▸ **Supplied data**:
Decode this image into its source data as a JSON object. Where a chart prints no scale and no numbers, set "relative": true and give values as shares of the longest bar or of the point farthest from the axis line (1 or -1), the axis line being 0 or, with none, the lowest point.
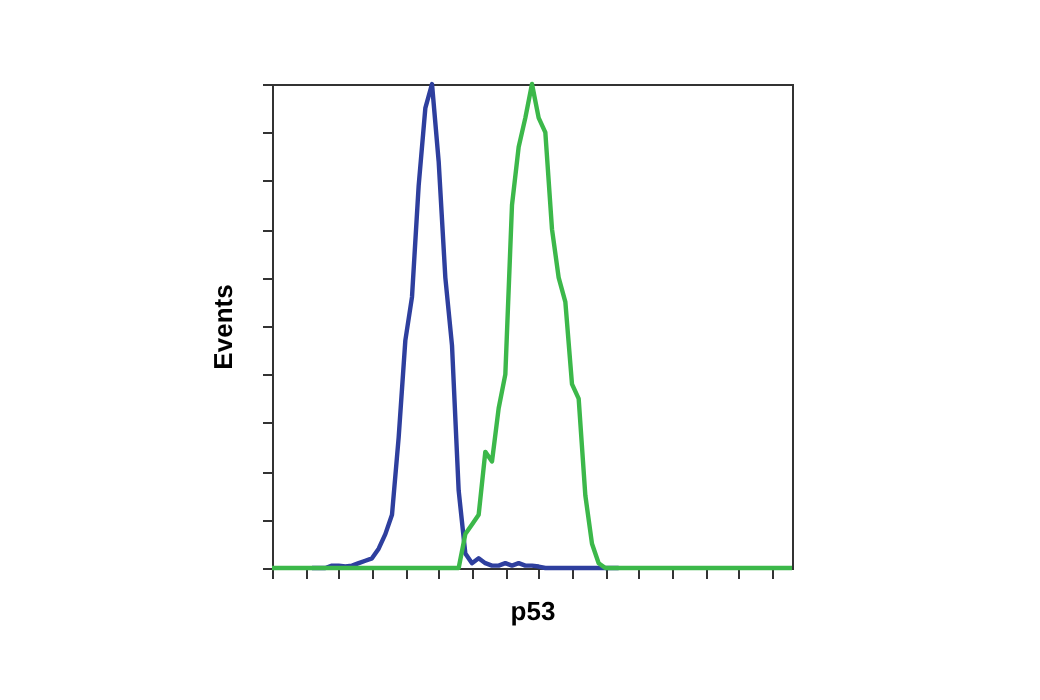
{
  "chart_data": {
    "type": "line",
    "relative": true,
    "xlabel": "p53",
    "ylabel": "Events",
    "tick_labels": false,
    "grid": false,
    "legend": false,
    "categories": [
      null,
      null,
      null,
      null,
      null,
      null,
      null,
      null,
      null,
      null,
      null,
      null,
      null,
      null,
      null,
      null,
      null,
      null,
      null,
      null,
      null,
      null,
      null,
      null,
      null,
      null,
      null,
      null,
      null,
      null,
      null,
      null,
      null,
      null,
      null,
      null,
      null,
      null,
      null,
      null,
      null,
      null,
      null,
      null,
      null,
      null,
      null,
      null,
      null,
      null,
      null,
      null,
      null,
      null,
      null,
      null,
      null,
      null,
      null,
      null,
      null,
      null,
      null,
      null,
      null,
      null,
      null,
      null,
      null,
      null,
      null,
      null,
      null,
      null,
      null,
      null,
      null,
      null,
      null
    ],
    "series": [
      {
        "color": "#2e3f9e",
        "values": [
          null,
          null,
          null,
          null,
          null,
          null,
          0,
          0,
          0,
          0.005,
          0.005,
          0.003,
          0.005,
          0.01,
          0.015,
          0.02,
          0.04,
          0.07,
          0.11,
          0.27,
          0.47,
          0.56,
          0.79,
          0.95,
          1.0,
          0.84,
          0.6,
          0.46,
          0.16,
          0.03,
          0.01,
          0.02,
          0.01,
          0.005,
          0.005,
          0.01,
          0.005,
          0.01,
          0.005,
          0.005,
          0.003,
          0,
          0,
          0,
          0,
          0,
          0,
          0,
          0,
          0,
          0,
          0,
          0,
          null,
          null,
          null,
          null,
          null,
          null,
          null,
          null,
          null,
          null,
          null,
          null,
          null,
          null,
          null,
          null,
          null,
          null,
          null,
          null,
          null,
          null,
          null,
          null,
          null,
          null
        ]
      },
      {
        "color": "#3cb84a",
        "values": [
          0,
          0,
          0,
          0,
          0,
          0,
          0,
          0,
          0,
          0,
          0,
          0,
          0,
          0,
          0,
          0,
          0,
          0,
          0,
          0,
          0,
          0,
          0,
          0,
          0,
          0,
          0,
          0,
          0,
          0.07,
          0.09,
          0.11,
          0.24,
          0.22,
          0.33,
          0.4,
          0.75,
          0.87,
          0.93,
          1.0,
          0.93,
          0.9,
          0.7,
          0.6,
          0.55,
          0.38,
          0.35,
          0.15,
          0.05,
          0.01,
          0,
          0,
          0,
          0,
          0,
          0,
          0,
          0,
          0,
          0,
          0,
          0,
          0,
          0,
          0,
          0,
          0,
          0,
          0,
          0,
          0,
          0,
          0,
          0,
          0,
          0,
          0,
          0,
          0
        ]
      }
    ]
  }
}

▸ **Directions**: Print out the whole of the material word for word, without pictures.

▸ **Exercise result**:
Decode this image into its source data as a JSON object. Where a chart prints no scale and no numbers, set "relative": true and give values as shares of the longest bar or of the point farthest from the axis line (1 or -1), the axis line being 0 or, with none, the lowest point.
{
  "chart_data": {
    "type": "line",
    "relative": true,
    "xlabel": "p53",
    "ylabel": "Events",
    "tick_labels": false,
    "grid": false,
    "legend": false,
    "categories": [
      null,
      null,
      null,
      null,
      null,
      null,
      null,
      null,
      null,
      null,
      null,
      null,
      null,
      null,
      null,
      null,
      null,
      null,
      null,
      null,
      null,
      null,
      null,
      null,
      null,
      null,
      null,
      null,
      null,
      null,
      null,
      null,
      null,
      null,
      null,
      null,
      null,
      null,
      null,
      null,
      null,
      null,
      null,
      null,
      null,
      null,
      null,
      null,
      null,
      null,
      null,
      null,
      null,
      null,
      null,
      null,
      null,
      null,
      null,
      null,
      null,
      null,
      null,
      null,
      null,
      null,
      null,
      null,
      null,
      null,
      null,
      null,
      null,
      null,
      null,
      null,
      null,
      null,
      null
    ],
    "series": [
      {
        "color": "#2e3f9e",
        "values": [
          null,
          null,
          null,
          null,
          null,
          null,
          0,
          0,
          0,
          0.005,
          0.005,
          0.003,
          0.005,
          0.01,
          0.015,
          0.02,
          0.04,
          0.07,
          0.11,
          0.27,
          0.47,
          0.56,
          0.79,
          0.95,
          1.0,
          0.84,
          0.6,
          0.46,
          0.16,
          0.03,
          0.01,
          0.02,
          0.01,
          0.005,
          0.005,
          0.01,
          0.005,
          0.01,
          0.005,
          0.005,
          0.003,
          0,
          0,
          0,
          0,
          0,
          0,
          0,
          0,
          0,
          0,
          0,
          0,
          null,
          null,
          null,
          null,
          null,
          null,
          null,
          null,
          null,
          null,
          null,
          null,
          null,
          null,
          null,
          null,
          null,
          null,
          null,
          null,
          null,
          null,
          null,
          null,
          null,
          null
        ]
      },
      {
        "color": "#3cb84a",
        "values": [
          0,
          0,
          0,
          0,
          0,
          0,
          0,
          0,
          0,
          0,
          0,
          0,
          0,
          0,
          0,
          0,
          0,
          0,
          0,
          0,
          0,
          0,
          0,
          0,
          0,
          0,
          0,
          0,
          0,
          0.07,
          0.09,
          0.11,
          0.24,
          0.22,
          0.33,
          0.4,
          0.75,
          0.87,
          0.93,
          1.0,
          0.93,
          0.9,
          0.7,
          0.6,
          0.55,
          0.38,
          0.35,
          0.15,
          0.05,
          0.01,
          0,
          0,
          0,
          0,
          0,
          0,
          0,
          0,
          0,
          0,
          0,
          0,
          0,
          0,
          0,
          0,
          0,
          0,
          0,
          0,
          0,
          0,
          0,
          0,
          0,
          0,
          0,
          0,
          0
        ]
      }
    ]
  }
}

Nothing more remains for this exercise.